What is being asked | Isolate every line in the data with the string "payment" and copy it.

Record list |
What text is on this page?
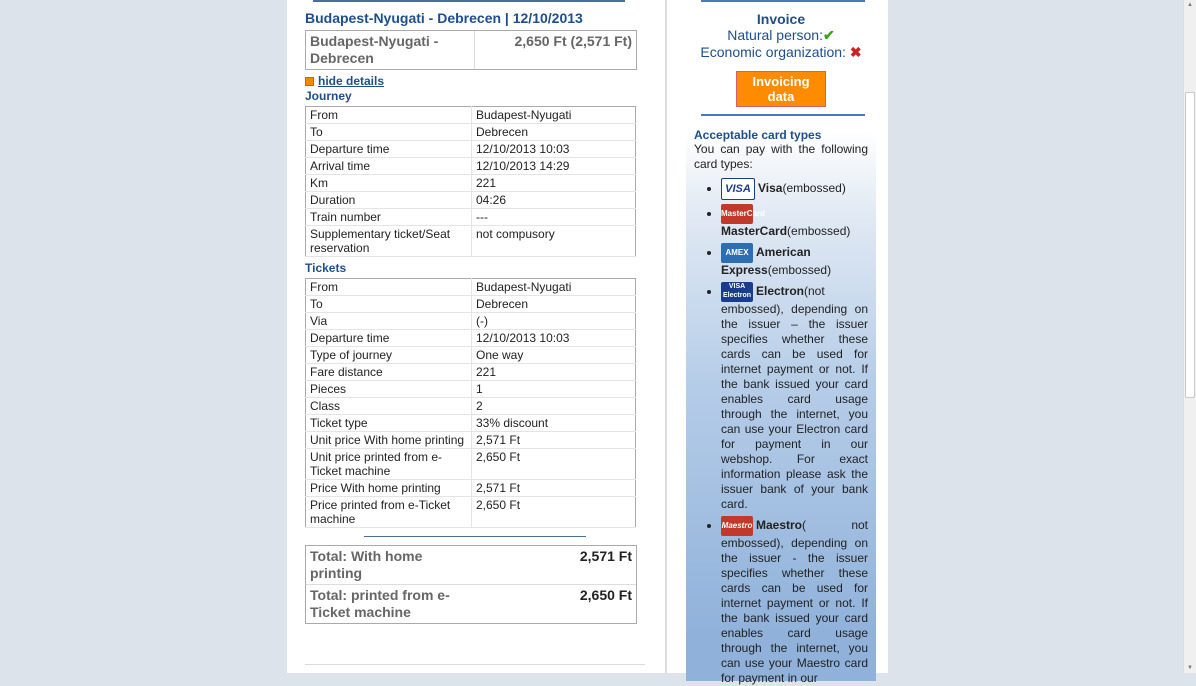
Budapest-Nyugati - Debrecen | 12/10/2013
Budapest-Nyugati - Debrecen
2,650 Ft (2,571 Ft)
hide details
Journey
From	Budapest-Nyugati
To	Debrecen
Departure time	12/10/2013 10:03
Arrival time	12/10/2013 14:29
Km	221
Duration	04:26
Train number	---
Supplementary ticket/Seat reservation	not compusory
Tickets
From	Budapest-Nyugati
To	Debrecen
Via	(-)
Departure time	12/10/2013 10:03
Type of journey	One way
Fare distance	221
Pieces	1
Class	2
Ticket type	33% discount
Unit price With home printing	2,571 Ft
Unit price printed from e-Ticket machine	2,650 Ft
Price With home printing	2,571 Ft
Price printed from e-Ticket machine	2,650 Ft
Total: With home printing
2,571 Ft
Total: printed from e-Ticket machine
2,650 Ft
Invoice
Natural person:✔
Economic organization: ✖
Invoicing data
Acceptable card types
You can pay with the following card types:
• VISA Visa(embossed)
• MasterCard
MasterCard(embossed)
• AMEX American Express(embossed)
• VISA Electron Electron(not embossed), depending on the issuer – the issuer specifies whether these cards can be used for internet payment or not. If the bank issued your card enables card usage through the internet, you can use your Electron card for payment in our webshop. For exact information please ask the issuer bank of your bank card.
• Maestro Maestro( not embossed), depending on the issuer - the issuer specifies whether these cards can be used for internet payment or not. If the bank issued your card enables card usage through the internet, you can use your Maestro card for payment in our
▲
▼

* * *

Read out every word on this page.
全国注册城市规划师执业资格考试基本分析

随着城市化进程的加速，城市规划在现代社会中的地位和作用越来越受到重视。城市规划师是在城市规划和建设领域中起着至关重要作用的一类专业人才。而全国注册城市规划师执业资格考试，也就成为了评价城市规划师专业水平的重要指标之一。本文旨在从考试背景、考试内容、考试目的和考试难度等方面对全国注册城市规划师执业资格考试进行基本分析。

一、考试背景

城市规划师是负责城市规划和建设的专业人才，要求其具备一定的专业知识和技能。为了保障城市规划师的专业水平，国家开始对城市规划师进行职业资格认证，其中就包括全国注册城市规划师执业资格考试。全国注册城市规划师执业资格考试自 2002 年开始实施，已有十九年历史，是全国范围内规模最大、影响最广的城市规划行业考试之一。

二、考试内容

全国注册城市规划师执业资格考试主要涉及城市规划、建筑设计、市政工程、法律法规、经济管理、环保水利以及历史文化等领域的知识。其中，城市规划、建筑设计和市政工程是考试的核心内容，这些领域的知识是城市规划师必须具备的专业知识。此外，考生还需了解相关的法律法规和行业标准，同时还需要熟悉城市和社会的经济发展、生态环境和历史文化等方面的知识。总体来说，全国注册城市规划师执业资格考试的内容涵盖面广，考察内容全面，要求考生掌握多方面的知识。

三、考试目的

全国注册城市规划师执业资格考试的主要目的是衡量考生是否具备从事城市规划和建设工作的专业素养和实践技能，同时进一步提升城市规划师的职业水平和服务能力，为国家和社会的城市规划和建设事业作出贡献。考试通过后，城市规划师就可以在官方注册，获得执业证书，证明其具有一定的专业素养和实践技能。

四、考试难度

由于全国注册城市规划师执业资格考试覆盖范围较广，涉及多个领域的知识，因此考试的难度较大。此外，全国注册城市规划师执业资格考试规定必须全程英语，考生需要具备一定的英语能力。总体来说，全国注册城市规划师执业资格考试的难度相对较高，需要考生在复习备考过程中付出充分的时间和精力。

---

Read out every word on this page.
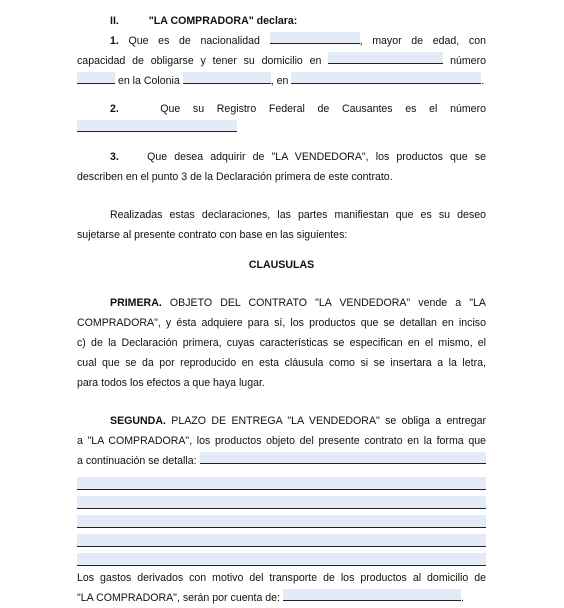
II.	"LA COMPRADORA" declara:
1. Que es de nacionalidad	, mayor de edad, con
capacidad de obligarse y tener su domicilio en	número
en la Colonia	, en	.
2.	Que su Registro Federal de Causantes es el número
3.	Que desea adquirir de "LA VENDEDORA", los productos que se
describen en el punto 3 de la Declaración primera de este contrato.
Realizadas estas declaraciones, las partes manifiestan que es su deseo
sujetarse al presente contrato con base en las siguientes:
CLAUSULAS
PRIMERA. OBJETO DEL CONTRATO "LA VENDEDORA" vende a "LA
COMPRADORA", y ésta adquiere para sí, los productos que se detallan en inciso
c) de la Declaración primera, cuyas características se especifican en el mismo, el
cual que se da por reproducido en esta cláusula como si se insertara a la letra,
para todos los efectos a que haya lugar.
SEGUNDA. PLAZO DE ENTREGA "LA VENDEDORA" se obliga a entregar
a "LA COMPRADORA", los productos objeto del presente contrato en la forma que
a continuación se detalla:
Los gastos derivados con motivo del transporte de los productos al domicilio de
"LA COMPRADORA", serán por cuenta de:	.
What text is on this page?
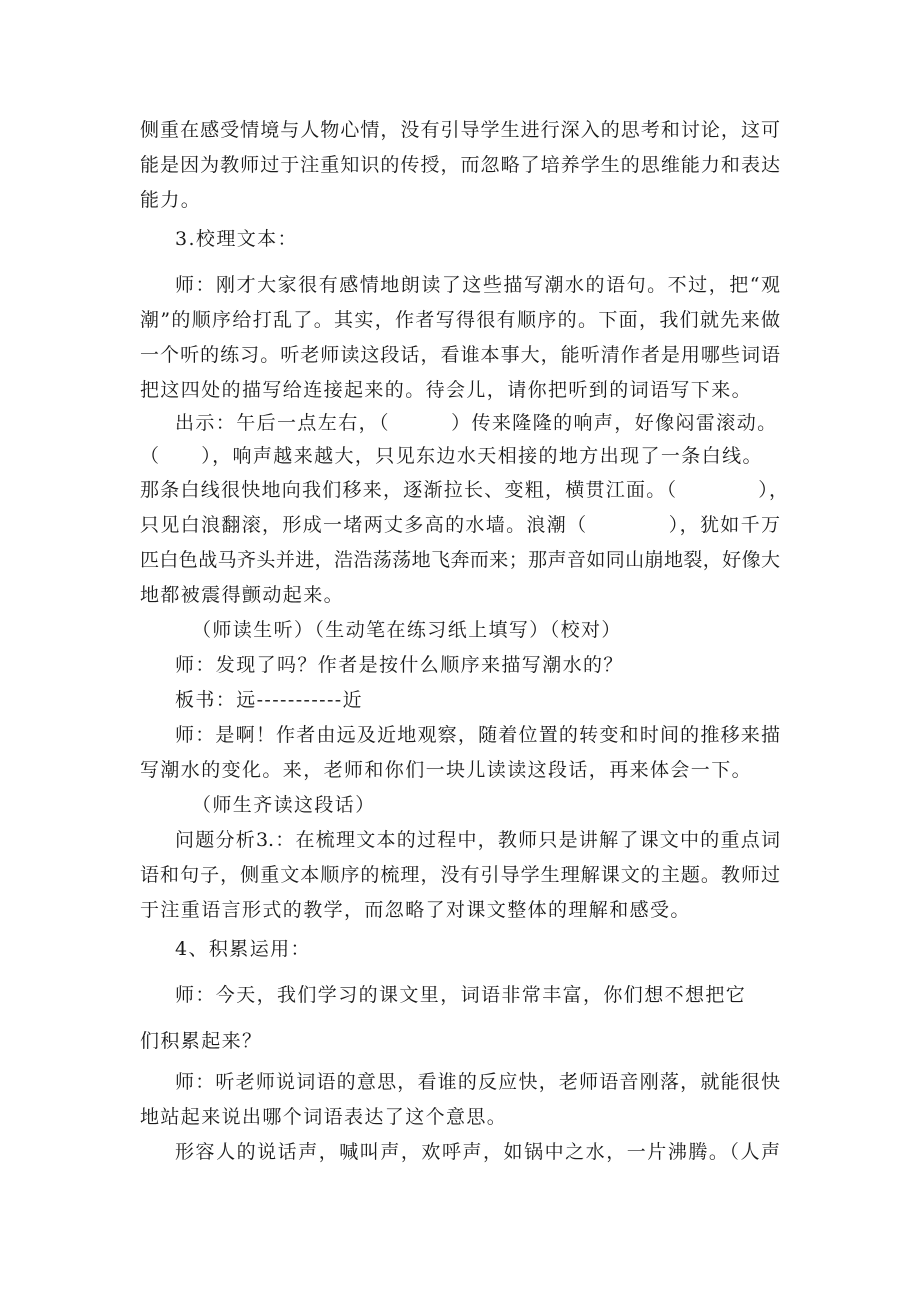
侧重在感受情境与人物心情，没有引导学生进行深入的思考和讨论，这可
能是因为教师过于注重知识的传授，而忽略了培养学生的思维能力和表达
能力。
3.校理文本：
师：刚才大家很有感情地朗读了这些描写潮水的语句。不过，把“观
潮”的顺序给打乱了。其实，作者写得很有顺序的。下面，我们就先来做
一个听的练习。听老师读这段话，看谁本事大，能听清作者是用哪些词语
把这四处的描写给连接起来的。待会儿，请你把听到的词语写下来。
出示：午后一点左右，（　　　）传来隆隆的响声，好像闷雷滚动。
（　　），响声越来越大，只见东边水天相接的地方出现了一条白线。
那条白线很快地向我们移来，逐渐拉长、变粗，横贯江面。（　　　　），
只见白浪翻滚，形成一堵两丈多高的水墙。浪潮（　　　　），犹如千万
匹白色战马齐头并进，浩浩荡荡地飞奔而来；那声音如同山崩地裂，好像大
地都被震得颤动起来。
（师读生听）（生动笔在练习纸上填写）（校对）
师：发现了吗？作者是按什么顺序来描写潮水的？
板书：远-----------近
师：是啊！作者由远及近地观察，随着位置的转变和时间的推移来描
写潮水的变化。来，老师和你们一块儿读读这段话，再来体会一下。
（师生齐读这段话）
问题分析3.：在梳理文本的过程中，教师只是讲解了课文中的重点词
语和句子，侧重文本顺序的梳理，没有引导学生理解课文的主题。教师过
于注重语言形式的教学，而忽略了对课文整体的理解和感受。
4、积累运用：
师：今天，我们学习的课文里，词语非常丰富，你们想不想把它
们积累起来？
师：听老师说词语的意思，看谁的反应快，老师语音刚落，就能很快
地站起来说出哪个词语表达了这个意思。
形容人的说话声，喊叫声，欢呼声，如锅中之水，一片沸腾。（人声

Answer |
• VISA Electron Electron(not embossed), depending on the issuer – the issuer specifies whether these cards can be used for internet payment or not. If the bank issued your card enables card usage through the internet, you can use your Electron card for payment in our webshop. For exact information please ask the issuer bank of your bank card.
• Maestro Maestro( not embossed), depending on the issuer - the issuer specifies whether these cards can be used for internet payment or not. If the bank issued your card enables card usage through the internet, you can use your Maestro card for payment in our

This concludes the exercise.